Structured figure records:
========
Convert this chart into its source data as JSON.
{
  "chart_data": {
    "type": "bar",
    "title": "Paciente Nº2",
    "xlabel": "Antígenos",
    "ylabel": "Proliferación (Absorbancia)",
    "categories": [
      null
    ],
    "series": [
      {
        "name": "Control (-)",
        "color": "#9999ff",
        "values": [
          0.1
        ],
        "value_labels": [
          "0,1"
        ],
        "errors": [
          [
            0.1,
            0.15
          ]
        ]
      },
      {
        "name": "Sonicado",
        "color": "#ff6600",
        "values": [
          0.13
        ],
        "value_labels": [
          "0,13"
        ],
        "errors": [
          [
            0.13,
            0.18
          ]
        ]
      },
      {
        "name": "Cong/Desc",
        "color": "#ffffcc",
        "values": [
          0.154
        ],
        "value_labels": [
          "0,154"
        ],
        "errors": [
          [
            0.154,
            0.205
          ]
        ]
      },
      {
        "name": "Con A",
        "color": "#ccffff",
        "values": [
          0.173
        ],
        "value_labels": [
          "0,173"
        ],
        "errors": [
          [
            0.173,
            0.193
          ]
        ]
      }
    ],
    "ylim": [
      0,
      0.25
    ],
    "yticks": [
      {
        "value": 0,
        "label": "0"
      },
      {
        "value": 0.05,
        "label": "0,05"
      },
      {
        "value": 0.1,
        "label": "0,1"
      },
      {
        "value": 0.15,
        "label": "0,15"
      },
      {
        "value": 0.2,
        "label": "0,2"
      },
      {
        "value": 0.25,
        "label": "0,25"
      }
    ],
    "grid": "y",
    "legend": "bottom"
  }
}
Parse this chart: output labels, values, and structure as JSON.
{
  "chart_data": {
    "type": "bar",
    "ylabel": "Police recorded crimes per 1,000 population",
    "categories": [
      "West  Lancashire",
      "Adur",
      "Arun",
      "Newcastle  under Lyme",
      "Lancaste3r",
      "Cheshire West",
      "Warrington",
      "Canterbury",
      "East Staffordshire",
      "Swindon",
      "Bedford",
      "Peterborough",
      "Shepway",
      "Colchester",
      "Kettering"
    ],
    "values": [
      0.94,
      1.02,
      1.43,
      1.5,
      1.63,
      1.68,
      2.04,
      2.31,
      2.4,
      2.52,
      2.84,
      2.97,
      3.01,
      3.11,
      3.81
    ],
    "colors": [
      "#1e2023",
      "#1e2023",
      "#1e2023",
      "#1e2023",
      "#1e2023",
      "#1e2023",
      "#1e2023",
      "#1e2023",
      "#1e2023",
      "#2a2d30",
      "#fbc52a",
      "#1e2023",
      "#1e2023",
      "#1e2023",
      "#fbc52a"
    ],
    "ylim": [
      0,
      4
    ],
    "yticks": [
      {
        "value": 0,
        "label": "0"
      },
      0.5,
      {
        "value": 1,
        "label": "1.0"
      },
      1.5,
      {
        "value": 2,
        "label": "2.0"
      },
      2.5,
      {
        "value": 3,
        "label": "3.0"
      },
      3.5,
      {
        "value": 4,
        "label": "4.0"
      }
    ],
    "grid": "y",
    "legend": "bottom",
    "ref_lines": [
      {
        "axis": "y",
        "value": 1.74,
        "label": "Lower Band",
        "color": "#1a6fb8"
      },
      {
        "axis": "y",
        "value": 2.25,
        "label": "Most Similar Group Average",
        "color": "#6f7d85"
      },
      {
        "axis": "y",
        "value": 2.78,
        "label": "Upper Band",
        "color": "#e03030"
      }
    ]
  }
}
========
WRITTEN PROBLEM: Repeat every record, keeping each word and mark exactly as it is.

REPLY:
Convert this chart into its source data as JSON.
{
  "chart_data": {
    "type": "bar",
    "title": "Paciente Nº2",
    "xlabel": "Antígenos",
    "ylabel": "Proliferación (Absorbancia)",
    "categories": [
      null
    ],
    "series": [
      {
        "name": "Control (-)",
        "color": "#9999ff",
        "values": [
          0.1
        ],
        "value_labels": [
          "0,1"
        ],
        "errors": [
          [
            0.1,
            0.15
          ]
        ]
      },
      {
        "name": "Sonicado",
        "color": "#ff6600",
        "values": [
          0.13
        ],
        "value_labels": [
          "0,13"
        ],
        "errors": [
          [
            0.13,
            0.18
          ]
        ]
      },
      {
        "name": "Cong/Desc",
        "color": "#ffffcc",
        "values": [
          0.154
        ],
        "value_labels": [
          "0,154"
        ],
        "errors": [
          [
            0.154,
            0.205
          ]
        ]
      },
      {
        "name": "Con A",
        "color": "#ccffff",
        "values": [
          0.173
        ],
        "value_labels": [
          "0,173"
        ],
        "errors": [
          [
            0.173,
            0.193
          ]
        ]
      }
    ],
    "ylim": [
      0,
      0.25
    ],
    "yticks": [
      {
        "value": 0,
        "label": "0"
      },
      {
        "value": 0.05,
        "label": "0,05"
      },
      {
        "value": 0.1,
        "label": "0,1"
      },
      {
        "value": 0.15,
        "label": "0,15"
      },
      {
        "value": 0.2,
        "label": "0,2"
      },
      {
        "value": 0.25,
        "label": "0,25"
      }
    ],
    "grid": "y",
    "legend": "bottom"
  }
}
Parse this chart: output labels, values, and structure as JSON.
{
  "chart_data": {
    "type": "bar",
    "ylabel": "Police recorded crimes per 1,000 population",
    "categories": [
      "West  Lancashire",
      "Adur",
      "Arun",
      "Newcastle  under Lyme",
      "Lancaste3r",
      "Cheshire West",
      "Warrington",
      "Canterbury",
      "East Staffordshire",
      "Swindon",
      "Bedford",
      "Peterborough",
      "Shepway",
      "Colchester",
      "Kettering"
    ],
    "values": [
      0.94,
      1.02,
      1.43,
      1.5,
      1.63,
      1.68,
      2.04,
      2.31,
      2.4,
      2.52,
      2.84,
      2.97,
      3.01,
      3.11,
      3.81
    ],
    "colors": [
      "#1e2023",
      "#1e2023",
      "#1e2023",
      "#1e2023",
      "#1e2023",
      "#1e2023",
      "#1e2023",
      "#1e2023",
      "#1e2023",
      "#2a2d30",
      "#fbc52a",
      "#1e2023",
      "#1e2023",
      "#1e2023",
      "#fbc52a"
    ],
    "ylim": [
      0,
      4
    ],
    "yticks": [
      {
        "value": 0,
        "label": "0"
      },
      0.5,
      {
        "value": 1,
        "label": "1.0"
      },
      1.5,
      {
        "value": 2,
        "label": "2.0"
      },
      2.5,
      {
        "value": 3,
        "label": "3.0"
      },
      3.5,
      {
        "value": 4,
        "label": "4.0"
      }
    ],
    "grid": "y",
    "legend": "bottom",
    "ref_lines": [
      {
        "axis": "y",
        "value": 1.74,
        "label": "Lower Band",
        "color": "#1a6fb8"
      },
      {
        "axis": "y",
        "value": 2.25,
        "label": "Most Similar Group Average",
        "color": "#6f7d85"
      },
      {
        "axis": "y",
        "value": 2.78,
        "label": "Upper Band",
        "color": "#e03030"
      }
    ]
  }
}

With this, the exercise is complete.